With the images removed, repeat the data below exactly.

------ Input data

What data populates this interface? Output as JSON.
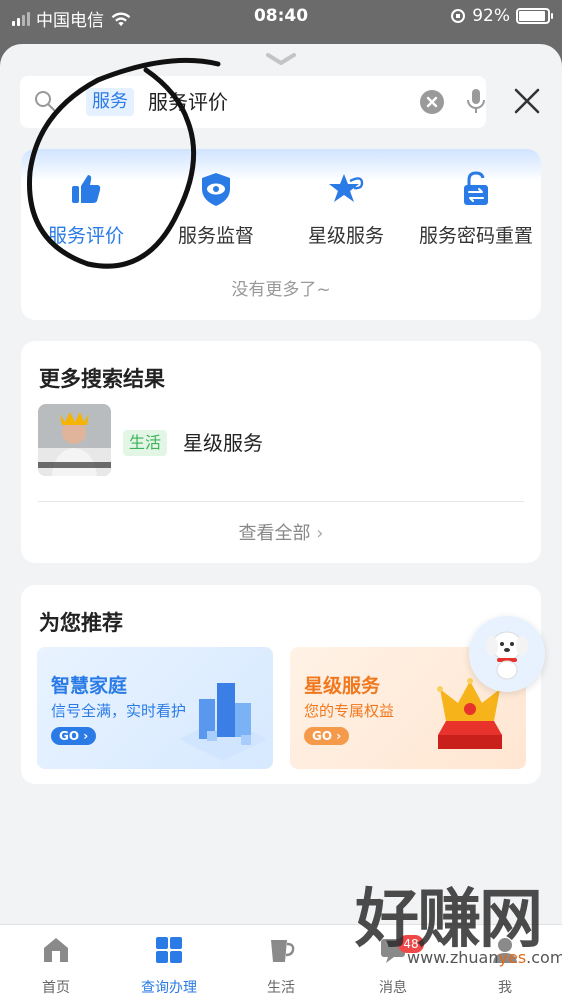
{
  "status_bar": {
    "carrier": "中国电信",
    "time": "08:40",
    "battery_percent": "92%",
    "battery_level": 0.92
  },
  "search": {
    "tag": "服务",
    "query": "服务评价"
  },
  "services": {
    "items": [
      {
        "label": "服务评价",
        "icon": "thumbs-up-icon"
      },
      {
        "label": "服务监督",
        "icon": "eye-shield-icon"
      },
      {
        "label": "星级服务",
        "icon": "star-icon"
      },
      {
        "label": "服务密码重置",
        "icon": "unlock-icon"
      }
    ],
    "no_more": "没有更多了~"
  },
  "more_results": {
    "title": "更多搜索结果",
    "item": {
      "tag": "生活",
      "title": "星级服务"
    },
    "view_all": "查看全部"
  },
  "recommend": {
    "title": "为您推荐",
    "cards": [
      {
        "title": "智慧家庭",
        "subtitle": "信号全满，实时看护",
        "go": "GO",
        "color": "#2a7be6"
      },
      {
        "title": "星级服务",
        "subtitle": "您的专属权益",
        "go": "GO",
        "color": "#f0781e"
      }
    ]
  },
  "tabbar": {
    "tabs": [
      {
        "label": "首页"
      },
      {
        "label": "查询办理"
      },
      {
        "label": "生活"
      },
      {
        "label": "消息"
      },
      {
        "label": "我"
      }
    ],
    "badge": "48"
  },
  "watermark": {
    "big": "好赚网",
    "small_pre": "www.zhuan",
    "small_hl": "yes",
    "small_post": ".com"
  },
  "colors": {
    "accent": "#2a7be6",
    "orange": "#f0781e",
    "green_tag": "#3cb35a"
  }
}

------------

• [Worked solution]
What data populates this interface? Output as JSON.
{
  "status_bar": {
    "carrier": "中国电信",
    "time": "08:40",
    "battery_percent": "92%",
    "battery_level": 0.92
  },
  "search": {
    "tag": "服务",
    "query": "服务评价"
  },
  "services": {
    "items": [
      {
        "label": "服务评价",
        "icon": "thumbs-up-icon"
      },
      {
        "label": "服务监督",
        "icon": "eye-shield-icon"
      },
      {
        "label": "星级服务",
        "icon": "star-icon"
      },
      {
        "label": "服务密码重置",
        "icon": "unlock-icon"
      }
    ],
    "no_more": "没有更多了~"
  },
  "more_results": {
    "title": "更多搜索结果",
    "item": {
      "tag": "生活",
      "title": "星级服务"
    },
    "view_all": "查看全部"
  },
  "recommend": {
    "title": "为您推荐",
    "cards": [
      {
        "title": "智慧家庭",
        "subtitle": "信号全满，实时看护",
        "go": "GO",
        "color": "#2a7be6"
      },
      {
        "title": "星级服务",
        "subtitle": "您的专属权益",
        "go": "GO",
        "color": "#f0781e"
      }
    ]
  },
  "tabbar": {
    "tabs": [
      {
        "label": "首页"
      },
      {
        "label": "查询办理"
      },
      {
        "label": "生活"
      },
      {
        "label": "消息"
      },
      {
        "label": "我"
      }
    ],
    "badge": "48"
  },
  "watermark": {
    "big": "好赚网",
    "small_pre": "www.zhuan",
    "small_hl": "yes",
    "small_post": ".com"
  },
  "colors": {
    "accent": "#2a7be6",
    "orange": "#f0781e",
    "green_tag": "#3cb35a"
  }
}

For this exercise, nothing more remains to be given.